• **Exercise goal**: Identify every line containing the word "color" and reproduce each one.

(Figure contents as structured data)

— BEGIN —

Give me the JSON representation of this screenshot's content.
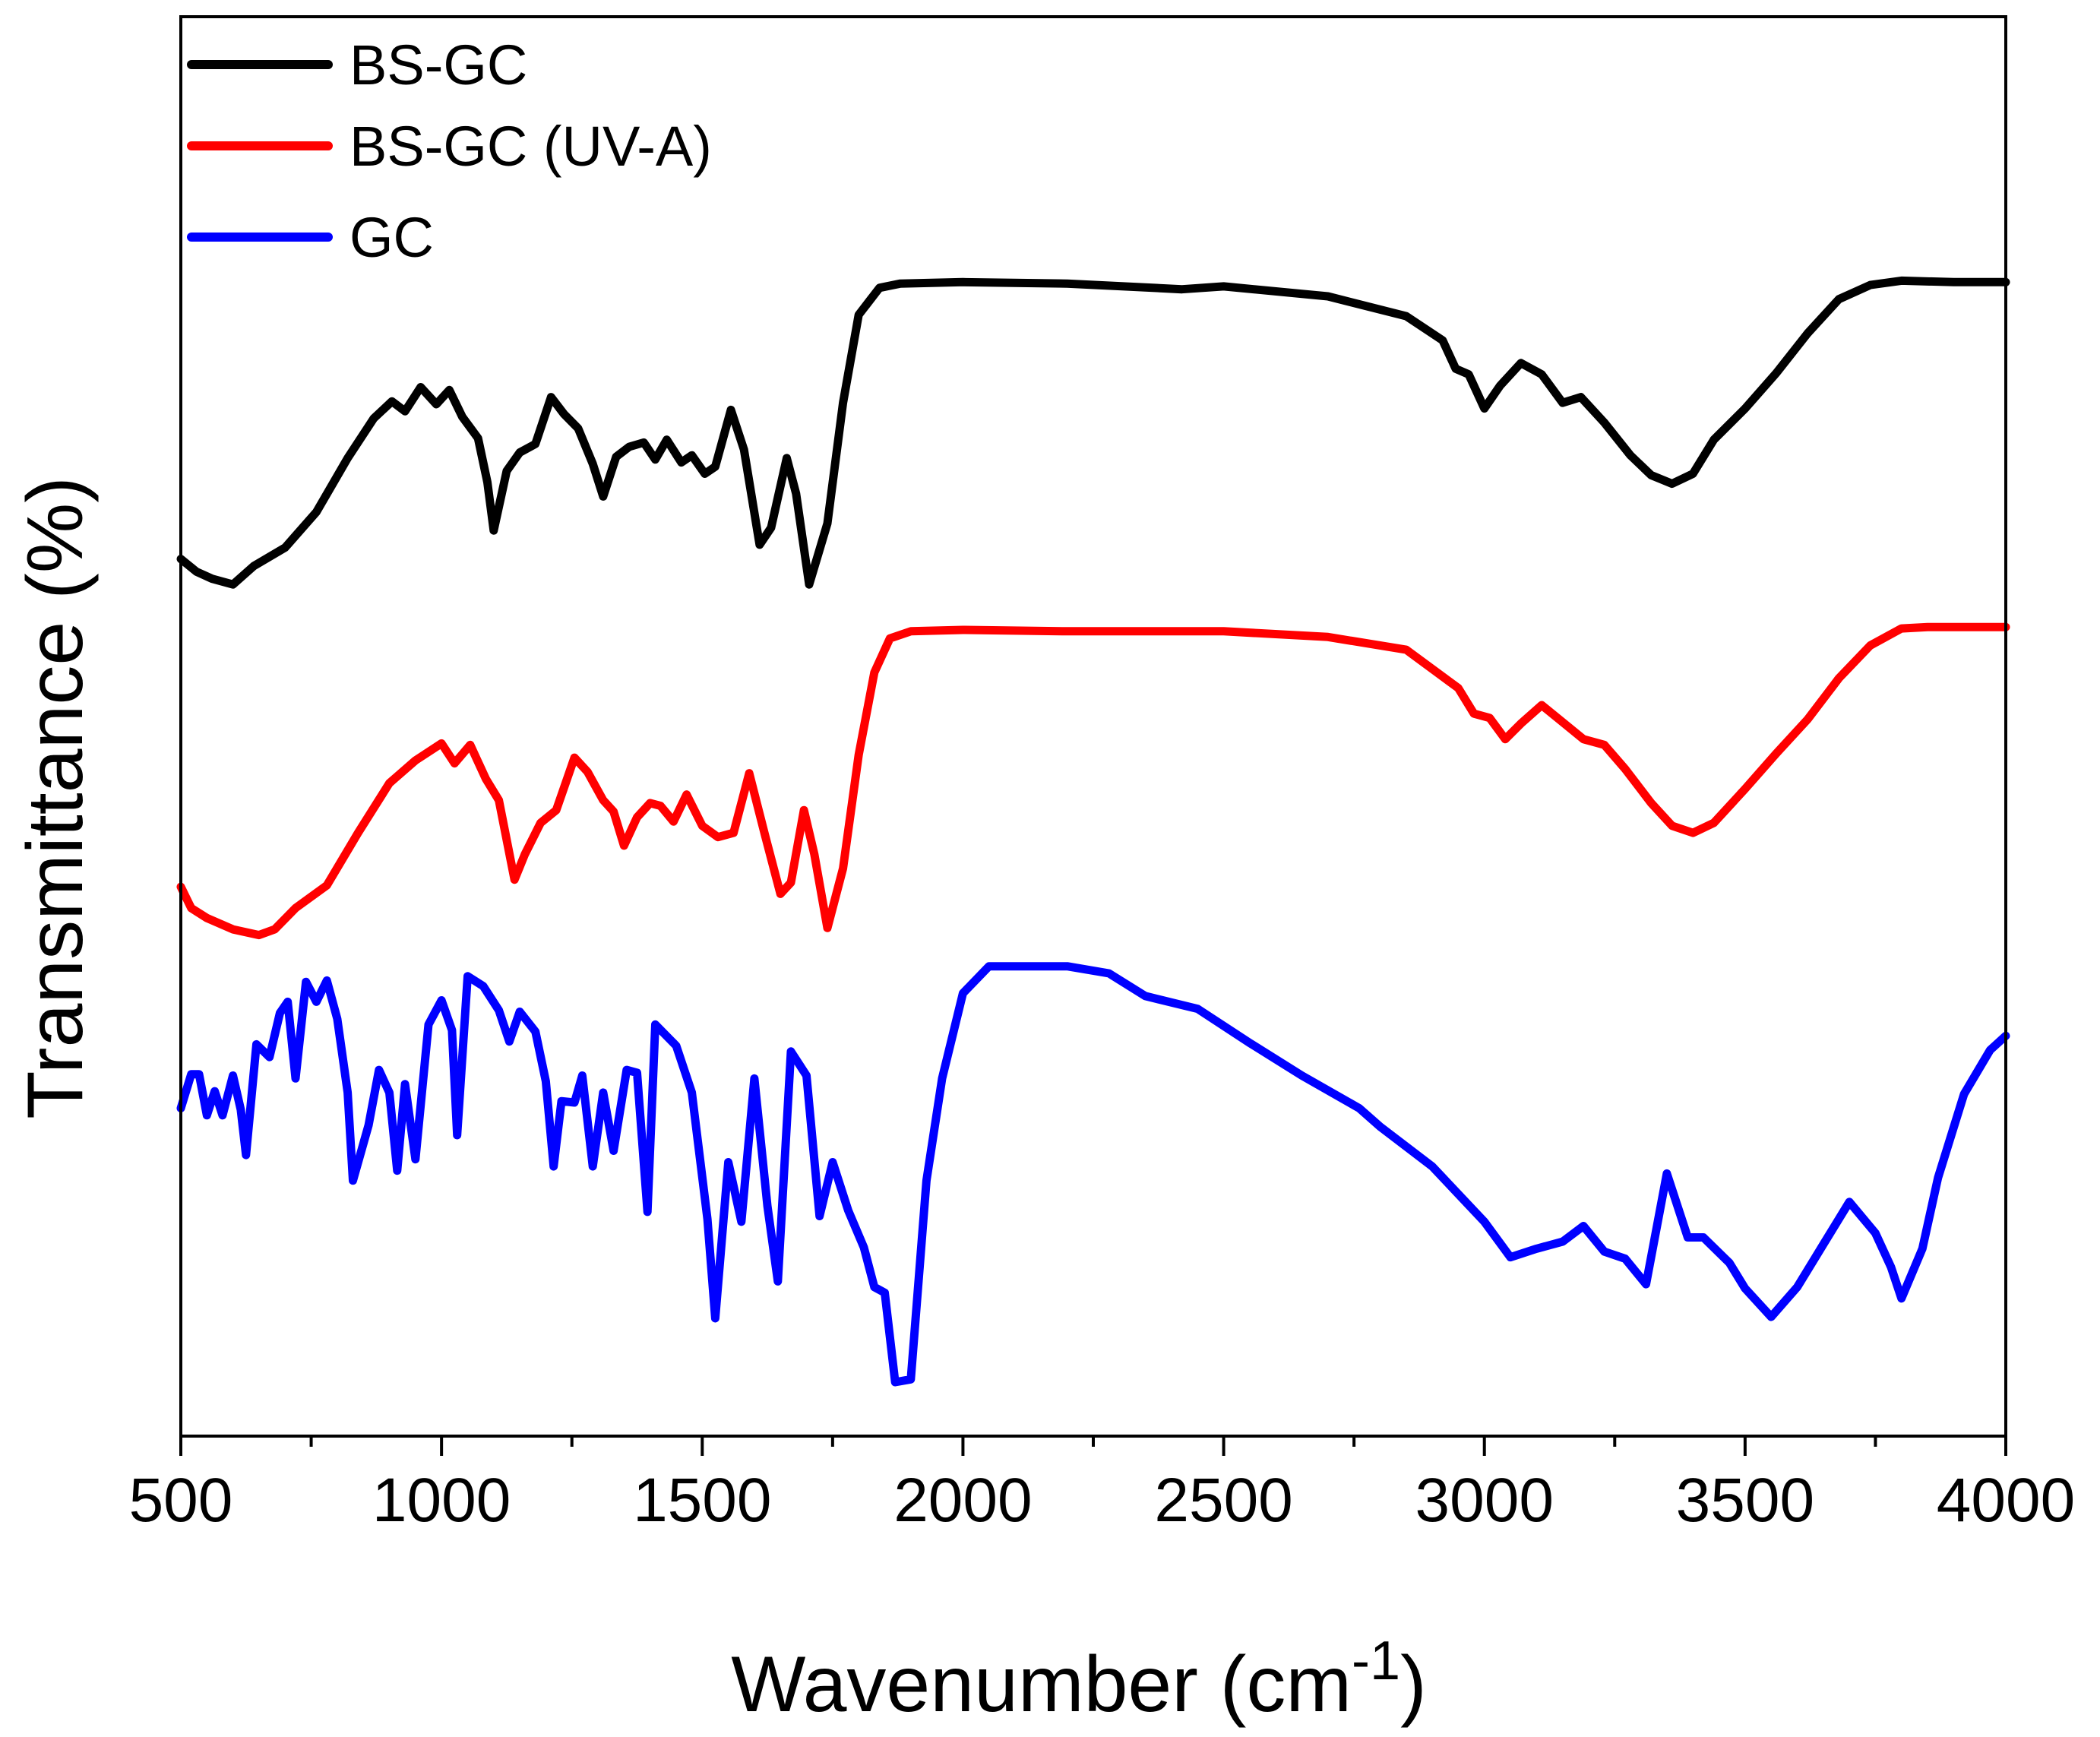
{
  "chart_data": {
    "type": "line",
    "title": "",
    "xlabel": "Wavenumber (cm",
    "xlabel_superscript": "-1",
    "xlabel_close": ")",
    "ylabel": "Transmittance (%)",
    "xlim": [
      500,
      4000
    ],
    "ylim": [
      0,
      1
    ],
    "y_ticks_shown": false,
    "grid": false,
    "legend_position": "top-left",
    "x_ticks": [
      500,
      1000,
      1500,
      2000,
      2500,
      3000,
      3500,
      4000
    ],
    "x_tick_labels": [
      "500",
      "1000",
      "1500",
      "2000",
      "2500",
      "3000",
      "3500",
      "4000"
    ],
    "series": [
      {
        "name": "BS-GC",
        "color": "#000000",
        "points": [
          [
            500,
            0.618
          ],
          [
            530,
            0.609
          ],
          [
            560,
            0.604
          ],
          [
            600,
            0.6
          ],
          [
            640,
            0.613
          ],
          [
            700,
            0.626
          ],
          [
            760,
            0.651
          ],
          [
            820,
            0.689
          ],
          [
            870,
            0.717
          ],
          [
            905,
            0.729
          ],
          [
            930,
            0.722
          ],
          [
            960,
            0.739
          ],
          [
            990,
            0.727
          ],
          [
            1015,
            0.737
          ],
          [
            1040,
            0.718
          ],
          [
            1070,
            0.703
          ],
          [
            1088,
            0.672
          ],
          [
            1100,
            0.638
          ],
          [
            1125,
            0.68
          ],
          [
            1150,
            0.693
          ],
          [
            1180,
            0.699
          ],
          [
            1210,
            0.732
          ],
          [
            1235,
            0.72
          ],
          [
            1262,
            0.71
          ],
          [
            1290,
            0.685
          ],
          [
            1310,
            0.662
          ],
          [
            1335,
            0.69
          ],
          [
            1360,
            0.697
          ],
          [
            1388,
            0.7
          ],
          [
            1410,
            0.688
          ],
          [
            1432,
            0.702
          ],
          [
            1460,
            0.686
          ],
          [
            1480,
            0.691
          ],
          [
            1505,
            0.678
          ],
          [
            1525,
            0.683
          ],
          [
            1555,
            0.723
          ],
          [
            1580,
            0.695
          ],
          [
            1610,
            0.628
          ],
          [
            1632,
            0.64
          ],
          [
            1662,
            0.689
          ],
          [
            1680,
            0.664
          ],
          [
            1705,
            0.6
          ],
          [
            1740,
            0.643
          ],
          [
            1770,
            0.728
          ],
          [
            1800,
            0.79
          ],
          [
            1840,
            0.809
          ],
          [
            1880,
            0.812
          ],
          [
            2000,
            0.813
          ],
          [
            2200,
            0.812
          ],
          [
            2420,
            0.808
          ],
          [
            2500,
            0.81
          ],
          [
            2700,
            0.803
          ],
          [
            2850,
            0.789
          ],
          [
            2920,
            0.772
          ],
          [
            2945,
            0.752
          ],
          [
            2970,
            0.748
          ],
          [
            3000,
            0.724
          ],
          [
            3030,
            0.74
          ],
          [
            3070,
            0.756
          ],
          [
            3110,
            0.748
          ],
          [
            3150,
            0.728
          ],
          [
            3185,
            0.732
          ],
          [
            3230,
            0.714
          ],
          [
            3280,
            0.691
          ],
          [
            3320,
            0.677
          ],
          [
            3360,
            0.671
          ],
          [
            3400,
            0.678
          ],
          [
            3440,
            0.702
          ],
          [
            3500,
            0.724
          ],
          [
            3560,
            0.749
          ],
          [
            3620,
            0.777
          ],
          [
            3680,
            0.801
          ],
          [
            3740,
            0.811
          ],
          [
            3800,
            0.814
          ],
          [
            3900,
            0.813
          ],
          [
            4000,
            0.813
          ]
        ]
      },
      {
        "name": "BS-GC (UV-A)",
        "color": "#ff0000",
        "points": [
          [
            500,
            0.387
          ],
          [
            520,
            0.372
          ],
          [
            550,
            0.365
          ],
          [
            600,
            0.357
          ],
          [
            650,
            0.353
          ],
          [
            680,
            0.357
          ],
          [
            720,
            0.372
          ],
          [
            780,
            0.388
          ],
          [
            840,
            0.425
          ],
          [
            900,
            0.46
          ],
          [
            950,
            0.476
          ],
          [
            1000,
            0.488
          ],
          [
            1025,
            0.474
          ],
          [
            1055,
            0.487
          ],
          [
            1085,
            0.463
          ],
          [
            1110,
            0.448
          ],
          [
            1140,
            0.392
          ],
          [
            1160,
            0.41
          ],
          [
            1190,
            0.432
          ],
          [
            1220,
            0.441
          ],
          [
            1255,
            0.478
          ],
          [
            1280,
            0.468
          ],
          [
            1310,
            0.448
          ],
          [
            1330,
            0.44
          ],
          [
            1350,
            0.416
          ],
          [
            1375,
            0.436
          ],
          [
            1400,
            0.446
          ],
          [
            1420,
            0.444
          ],
          [
            1445,
            0.433
          ],
          [
            1470,
            0.452
          ],
          [
            1500,
            0.43
          ],
          [
            1530,
            0.422
          ],
          [
            1560,
            0.425
          ],
          [
            1590,
            0.467
          ],
          [
            1620,
            0.424
          ],
          [
            1650,
            0.382
          ],
          [
            1670,
            0.39
          ],
          [
            1695,
            0.441
          ],
          [
            1715,
            0.41
          ],
          [
            1740,
            0.358
          ],
          [
            1770,
            0.4
          ],
          [
            1800,
            0.48
          ],
          [
            1830,
            0.538
          ],
          [
            1860,
            0.562
          ],
          [
            1900,
            0.567
          ],
          [
            2000,
            0.568
          ],
          [
            2200,
            0.567
          ],
          [
            2500,
            0.567
          ],
          [
            2700,
            0.563
          ],
          [
            2850,
            0.554
          ],
          [
            2950,
            0.527
          ],
          [
            2980,
            0.509
          ],
          [
            3010,
            0.506
          ],
          [
            3040,
            0.491
          ],
          [
            3070,
            0.502
          ],
          [
            3110,
            0.515
          ],
          [
            3150,
            0.503
          ],
          [
            3190,
            0.491
          ],
          [
            3230,
            0.487
          ],
          [
            3270,
            0.47
          ],
          [
            3320,
            0.446
          ],
          [
            3360,
            0.43
          ],
          [
            3400,
            0.425
          ],
          [
            3440,
            0.432
          ],
          [
            3500,
            0.456
          ],
          [
            3560,
            0.481
          ],
          [
            3620,
            0.505
          ],
          [
            3680,
            0.534
          ],
          [
            3740,
            0.557
          ],
          [
            3800,
            0.569
          ],
          [
            3850,
            0.57
          ],
          [
            4000,
            0.57
          ]
        ]
      },
      {
        "name": "GC",
        "color": "#0000ff",
        "points": [
          [
            500,
            0.231
          ],
          [
            520,
            0.255
          ],
          [
            535,
            0.255
          ],
          [
            550,
            0.226
          ],
          [
            565,
            0.243
          ],
          [
            580,
            0.226
          ],
          [
            600,
            0.254
          ],
          [
            615,
            0.23
          ],
          [
            625,
            0.198
          ],
          [
            645,
            0.276
          ],
          [
            670,
            0.267
          ],
          [
            690,
            0.298
          ],
          [
            705,
            0.306
          ],
          [
            720,
            0.252
          ],
          [
            740,
            0.32
          ],
          [
            760,
            0.306
          ],
          [
            780,
            0.321
          ],
          [
            800,
            0.294
          ],
          [
            820,
            0.242
          ],
          [
            830,
            0.18
          ],
          [
            860,
            0.219
          ],
          [
            880,
            0.258
          ],
          [
            900,
            0.242
          ],
          [
            915,
            0.187
          ],
          [
            930,
            0.248
          ],
          [
            950,
            0.195
          ],
          [
            975,
            0.29
          ],
          [
            1000,
            0.307
          ],
          [
            1020,
            0.286
          ],
          [
            1030,
            0.212
          ],
          [
            1050,
            0.324
          ],
          [
            1080,
            0.317
          ],
          [
            1110,
            0.3
          ],
          [
            1130,
            0.278
          ],
          [
            1150,
            0.299
          ],
          [
            1180,
            0.285
          ],
          [
            1200,
            0.25
          ],
          [
            1215,
            0.19
          ],
          [
            1230,
            0.236
          ],
          [
            1255,
            0.235
          ],
          [
            1270,
            0.254
          ],
          [
            1290,
            0.19
          ],
          [
            1310,
            0.242
          ],
          [
            1330,
            0.201
          ],
          [
            1355,
            0.258
          ],
          [
            1375,
            0.256
          ],
          [
            1395,
            0.158
          ],
          [
            1410,
            0.29
          ],
          [
            1450,
            0.275
          ],
          [
            1480,
            0.242
          ],
          [
            1510,
            0.153
          ],
          [
            1525,
            0.083
          ],
          [
            1550,
            0.193
          ],
          [
            1575,
            0.151
          ],
          [
            1600,
            0.252
          ],
          [
            1625,
            0.162
          ],
          [
            1645,
            0.109
          ],
          [
            1670,
            0.271
          ],
          [
            1700,
            0.254
          ],
          [
            1725,
            0.155
          ],
          [
            1750,
            0.193
          ],
          [
            1780,
            0.159
          ],
          [
            1810,
            0.133
          ],
          [
            1830,
            0.105
          ],
          [
            1850,
            0.101
          ],
          [
            1870,
            0.038
          ],
          [
            1900,
            0.04
          ],
          [
            1930,
            0.18
          ],
          [
            1960,
            0.252
          ],
          [
            2000,
            0.312
          ],
          [
            2050,
            0.331
          ],
          [
            2100,
            0.331
          ],
          [
            2200,
            0.331
          ],
          [
            2280,
            0.326
          ],
          [
            2350,
            0.31
          ],
          [
            2450,
            0.301
          ],
          [
            2550,
            0.277
          ],
          [
            2650,
            0.254
          ],
          [
            2760,
            0.231
          ],
          [
            2800,
            0.218
          ],
          [
            2900,
            0.19
          ],
          [
            3000,
            0.151
          ],
          [
            3050,
            0.126
          ],
          [
            3100,
            0.132
          ],
          [
            3150,
            0.137
          ],
          [
            3190,
            0.148
          ],
          [
            3230,
            0.13
          ],
          [
            3270,
            0.125
          ],
          [
            3310,
            0.107
          ],
          [
            3350,
            0.185
          ],
          [
            3390,
            0.14
          ],
          [
            3420,
            0.14
          ],
          [
            3470,
            0.122
          ],
          [
            3500,
            0.104
          ],
          [
            3550,
            0.084
          ],
          [
            3600,
            0.105
          ],
          [
            3650,
            0.135
          ],
          [
            3700,
            0.165
          ],
          [
            3750,
            0.143
          ],
          [
            3780,
            0.119
          ],
          [
            3800,
            0.097
          ],
          [
            3840,
            0.132
          ],
          [
            3870,
            0.182
          ],
          [
            3920,
            0.241
          ],
          [
            3970,
            0.272
          ],
          [
            4000,
            0.282
          ]
        ]
      }
    ]
  }
}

— END —

• **Output below**:
        "color": "#000000",
        "color": "#ff0000",
        "color": "#0000ff",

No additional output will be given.